Stored entries:

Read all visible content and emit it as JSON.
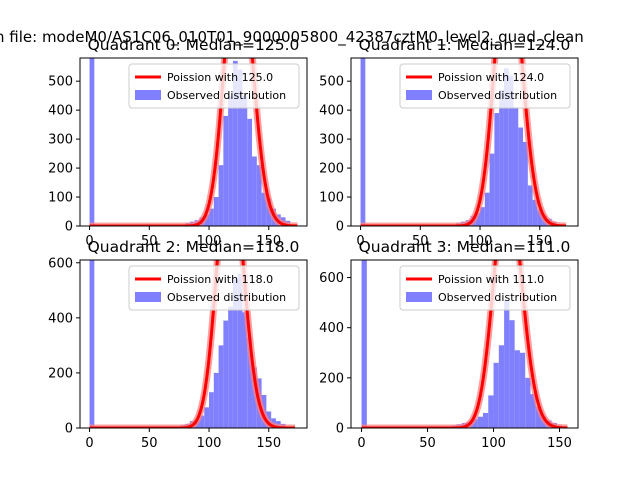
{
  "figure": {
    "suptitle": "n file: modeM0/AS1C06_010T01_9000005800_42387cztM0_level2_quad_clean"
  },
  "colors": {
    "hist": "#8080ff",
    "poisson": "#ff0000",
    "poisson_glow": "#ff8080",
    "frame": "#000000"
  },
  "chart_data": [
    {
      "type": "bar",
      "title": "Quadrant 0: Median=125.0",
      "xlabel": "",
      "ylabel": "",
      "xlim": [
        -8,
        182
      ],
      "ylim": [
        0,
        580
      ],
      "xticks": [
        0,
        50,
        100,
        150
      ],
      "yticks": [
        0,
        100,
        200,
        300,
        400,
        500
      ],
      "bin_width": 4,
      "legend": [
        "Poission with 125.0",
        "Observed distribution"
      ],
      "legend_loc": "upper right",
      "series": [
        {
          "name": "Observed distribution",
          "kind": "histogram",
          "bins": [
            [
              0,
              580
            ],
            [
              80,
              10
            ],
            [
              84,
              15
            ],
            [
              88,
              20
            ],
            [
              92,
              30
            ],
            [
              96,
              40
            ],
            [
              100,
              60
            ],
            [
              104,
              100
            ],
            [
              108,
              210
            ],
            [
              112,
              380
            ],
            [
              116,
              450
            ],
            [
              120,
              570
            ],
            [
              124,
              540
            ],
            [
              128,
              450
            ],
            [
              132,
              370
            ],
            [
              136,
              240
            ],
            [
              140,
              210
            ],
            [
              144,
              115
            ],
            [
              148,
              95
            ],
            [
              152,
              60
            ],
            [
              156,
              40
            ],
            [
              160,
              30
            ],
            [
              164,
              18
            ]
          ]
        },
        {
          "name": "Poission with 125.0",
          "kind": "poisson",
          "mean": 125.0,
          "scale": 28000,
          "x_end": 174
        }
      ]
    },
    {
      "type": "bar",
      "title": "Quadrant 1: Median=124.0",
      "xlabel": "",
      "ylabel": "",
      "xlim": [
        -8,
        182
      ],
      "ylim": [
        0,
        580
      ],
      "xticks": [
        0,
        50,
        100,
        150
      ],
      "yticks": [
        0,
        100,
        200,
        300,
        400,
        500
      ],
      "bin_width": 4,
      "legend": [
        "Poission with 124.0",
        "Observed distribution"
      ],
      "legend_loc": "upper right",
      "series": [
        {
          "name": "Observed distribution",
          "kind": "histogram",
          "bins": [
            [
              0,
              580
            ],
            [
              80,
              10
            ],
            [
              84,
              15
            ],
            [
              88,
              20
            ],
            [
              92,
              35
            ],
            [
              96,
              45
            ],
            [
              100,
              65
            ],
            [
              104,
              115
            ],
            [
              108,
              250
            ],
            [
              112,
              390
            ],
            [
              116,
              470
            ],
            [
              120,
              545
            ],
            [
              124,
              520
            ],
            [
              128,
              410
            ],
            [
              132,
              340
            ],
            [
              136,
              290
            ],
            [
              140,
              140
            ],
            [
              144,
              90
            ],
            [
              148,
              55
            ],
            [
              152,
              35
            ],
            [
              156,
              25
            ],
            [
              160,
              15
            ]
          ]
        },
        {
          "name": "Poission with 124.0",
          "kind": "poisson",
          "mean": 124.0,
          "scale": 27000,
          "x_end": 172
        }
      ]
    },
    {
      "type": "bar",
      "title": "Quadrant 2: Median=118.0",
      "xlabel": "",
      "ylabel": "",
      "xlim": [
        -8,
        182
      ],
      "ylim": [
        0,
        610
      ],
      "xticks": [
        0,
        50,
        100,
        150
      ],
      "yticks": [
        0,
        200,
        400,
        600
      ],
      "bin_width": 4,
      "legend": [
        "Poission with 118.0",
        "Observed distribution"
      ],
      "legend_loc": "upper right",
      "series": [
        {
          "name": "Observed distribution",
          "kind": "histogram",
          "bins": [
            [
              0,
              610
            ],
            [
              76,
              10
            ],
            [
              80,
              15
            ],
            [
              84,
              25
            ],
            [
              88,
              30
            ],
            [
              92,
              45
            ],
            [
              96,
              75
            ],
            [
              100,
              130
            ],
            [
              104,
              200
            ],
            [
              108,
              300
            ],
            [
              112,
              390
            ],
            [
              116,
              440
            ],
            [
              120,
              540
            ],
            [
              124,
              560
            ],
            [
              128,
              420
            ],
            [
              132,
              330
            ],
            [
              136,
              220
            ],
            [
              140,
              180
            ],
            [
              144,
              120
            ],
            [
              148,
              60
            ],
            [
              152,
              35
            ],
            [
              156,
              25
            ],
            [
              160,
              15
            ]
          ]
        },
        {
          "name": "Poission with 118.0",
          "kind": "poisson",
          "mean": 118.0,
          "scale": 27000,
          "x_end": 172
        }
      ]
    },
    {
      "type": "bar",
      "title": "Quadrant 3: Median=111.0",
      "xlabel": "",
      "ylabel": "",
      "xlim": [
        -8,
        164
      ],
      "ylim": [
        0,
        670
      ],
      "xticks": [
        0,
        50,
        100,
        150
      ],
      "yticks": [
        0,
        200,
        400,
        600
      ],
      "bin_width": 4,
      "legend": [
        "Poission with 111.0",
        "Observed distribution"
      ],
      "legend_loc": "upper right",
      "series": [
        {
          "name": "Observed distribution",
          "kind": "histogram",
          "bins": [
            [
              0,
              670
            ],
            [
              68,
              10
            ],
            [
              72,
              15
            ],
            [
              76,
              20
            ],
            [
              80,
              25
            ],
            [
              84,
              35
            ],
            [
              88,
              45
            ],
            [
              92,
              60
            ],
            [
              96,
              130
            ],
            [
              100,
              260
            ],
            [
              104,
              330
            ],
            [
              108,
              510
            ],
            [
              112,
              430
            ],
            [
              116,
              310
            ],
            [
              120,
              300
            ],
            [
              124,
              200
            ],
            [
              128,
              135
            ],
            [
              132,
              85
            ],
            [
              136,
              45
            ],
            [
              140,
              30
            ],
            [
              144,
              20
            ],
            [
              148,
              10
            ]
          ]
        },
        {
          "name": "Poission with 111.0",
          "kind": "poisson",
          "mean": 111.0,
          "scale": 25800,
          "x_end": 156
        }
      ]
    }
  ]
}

§ **Brief**
Take the entries shown above and quote them verbatim, passing over the pictures.

§ **Output below**
Read all visible content and emit it as JSON.
{
  "figure": {
    "suptitle": "n file: modeM0/AS1C06_010T01_9000005800_42387cztM0_level2_quad_clean"
  },
  "colors": {
    "hist": "#8080ff",
    "poisson": "#ff0000",
    "poisson_glow": "#ff8080",
    "frame": "#000000"
  },
  "chart_data": [
    {
      "type": "bar",
      "title": "Quadrant 0: Median=125.0",
      "xlabel": "",
      "ylabel": "",
      "xlim": [
        -8,
        182
      ],
      "ylim": [
        0,
        580
      ],
      "xticks": [
        0,
        50,
        100,
        150
      ],
      "yticks": [
        0,
        100,
        200,
        300,
        400,
        500
      ],
      "bin_width": 4,
      "legend": [
        "Poission with 125.0",
        "Observed distribution"
      ],
      "legend_loc": "upper right",
      "series": [
        {
          "name": "Observed distribution",
          "kind": "histogram",
          "bins": [
            [
              0,
              580
            ],
            [
              80,
              10
            ],
            [
              84,
              15
            ],
            [
              88,
              20
            ],
            [
              92,
              30
            ],
            [
              96,
              40
            ],
            [
              100,
              60
            ],
            [
              104,
              100
            ],
            [
              108,
              210
            ],
            [
              112,
              380
            ],
            [
              116,
              450
            ],
            [
              120,
              570
            ],
            [
              124,
              540
            ],
            [
              128,
              450
            ],
            [
              132,
              370
            ],
            [
              136,
              240
            ],
            [
              140,
              210
            ],
            [
              144,
              115
            ],
            [
              148,
              95
            ],
            [
              152,
              60
            ],
            [
              156,
              40
            ],
            [
              160,
              30
            ],
            [
              164,
              18
            ]
          ]
        },
        {
          "name": "Poission with 125.0",
          "kind": "poisson",
          "mean": 125.0,
          "scale": 28000,
          "x_end": 174
        }
      ]
    },
    {
      "type": "bar",
      "title": "Quadrant 1: Median=124.0",
      "xlabel": "",
      "ylabel": "",
      "xlim": [
        -8,
        182
      ],
      "ylim": [
        0,
        580
      ],
      "xticks": [
        0,
        50,
        100,
        150
      ],
      "yticks": [
        0,
        100,
        200,
        300,
        400,
        500
      ],
      "bin_width": 4,
      "legend": [
        "Poission with 124.0",
        "Observed distribution"
      ],
      "legend_loc": "upper right",
      "series": [
        {
          "name": "Observed distribution",
          "kind": "histogram",
          "bins": [
            [
              0,
              580
            ],
            [
              80,
              10
            ],
            [
              84,
              15
            ],
            [
              88,
              20
            ],
            [
              92,
              35
            ],
            [
              96,
              45
            ],
            [
              100,
              65
            ],
            [
              104,
              115
            ],
            [
              108,
              250
            ],
            [
              112,
              390
            ],
            [
              116,
              470
            ],
            [
              120,
              545
            ],
            [
              124,
              520
            ],
            [
              128,
              410
            ],
            [
              132,
              340
            ],
            [
              136,
              290
            ],
            [
              140,
              140
            ],
            [
              144,
              90
            ],
            [
              148,
              55
            ],
            [
              152,
              35
            ],
            [
              156,
              25
            ],
            [
              160,
              15
            ]
          ]
        },
        {
          "name": "Poission with 124.0",
          "kind": "poisson",
          "mean": 124.0,
          "scale": 27000,
          "x_end": 172
        }
      ]
    },
    {
      "type": "bar",
      "title": "Quadrant 2: Median=118.0",
      "xlabel": "",
      "ylabel": "",
      "xlim": [
        -8,
        182
      ],
      "ylim": [
        0,
        610
      ],
      "xticks": [
        0,
        50,
        100,
        150
      ],
      "yticks": [
        0,
        200,
        400,
        600
      ],
      "bin_width": 4,
      "legend": [
        "Poission with 118.0",
        "Observed distribution"
      ],
      "legend_loc": "upper right",
      "series": [
        {
          "name": "Observed distribution",
          "kind": "histogram",
          "bins": [
            [
              0,
              610
            ],
            [
              76,
              10
            ],
            [
              80,
              15
            ],
            [
              84,
              25
            ],
            [
              88,
              30
            ],
            [
              92,
              45
            ],
            [
              96,
              75
            ],
            [
              100,
              130
            ],
            [
              104,
              200
            ],
            [
              108,
              300
            ],
            [
              112,
              390
            ],
            [
              116,
              440
            ],
            [
              120,
              540
            ],
            [
              124,
              560
            ],
            [
              128,
              420
            ],
            [
              132,
              330
            ],
            [
              136,
              220
            ],
            [
              140,
              180
            ],
            [
              144,
              120
            ],
            [
              148,
              60
            ],
            [
              152,
              35
            ],
            [
              156,
              25
            ],
            [
              160,
              15
            ]
          ]
        },
        {
          "name": "Poission with 118.0",
          "kind": "poisson",
          "mean": 118.0,
          "scale": 27000,
          "x_end": 172
        }
      ]
    },
    {
      "type": "bar",
      "title": "Quadrant 3: Median=111.0",
      "xlabel": "",
      "ylabel": "",
      "xlim": [
        -8,
        164
      ],
      "ylim": [
        0,
        670
      ],
      "xticks": [
        0,
        50,
        100,
        150
      ],
      "yticks": [
        0,
        200,
        400,
        600
      ],
      "bin_width": 4,
      "legend": [
        "Poission with 111.0",
        "Observed distribution"
      ],
      "legend_loc": "upper right",
      "series": [
        {
          "name": "Observed distribution",
          "kind": "histogram",
          "bins": [
            [
              0,
              670
            ],
            [
              68,
              10
            ],
            [
              72,
              15
            ],
            [
              76,
              20
            ],
            [
              80,
              25
            ],
            [
              84,
              35
            ],
            [
              88,
              45
            ],
            [
              92,
              60
            ],
            [
              96,
              130
            ],
            [
              100,
              260
            ],
            [
              104,
              330
            ],
            [
              108,
              510
            ],
            [
              112,
              430
            ],
            [
              116,
              310
            ],
            [
              120,
              300
            ],
            [
              124,
              200
            ],
            [
              128,
              135
            ],
            [
              132,
              85
            ],
            [
              136,
              45
            ],
            [
              140,
              30
            ],
            [
              144,
              20
            ],
            [
              148,
              10
            ]
          ]
        },
        {
          "name": "Poission with 111.0",
          "kind": "poisson",
          "mean": 111.0,
          "scale": 25800,
          "x_end": 156
        }
      ]
    }
  ]
}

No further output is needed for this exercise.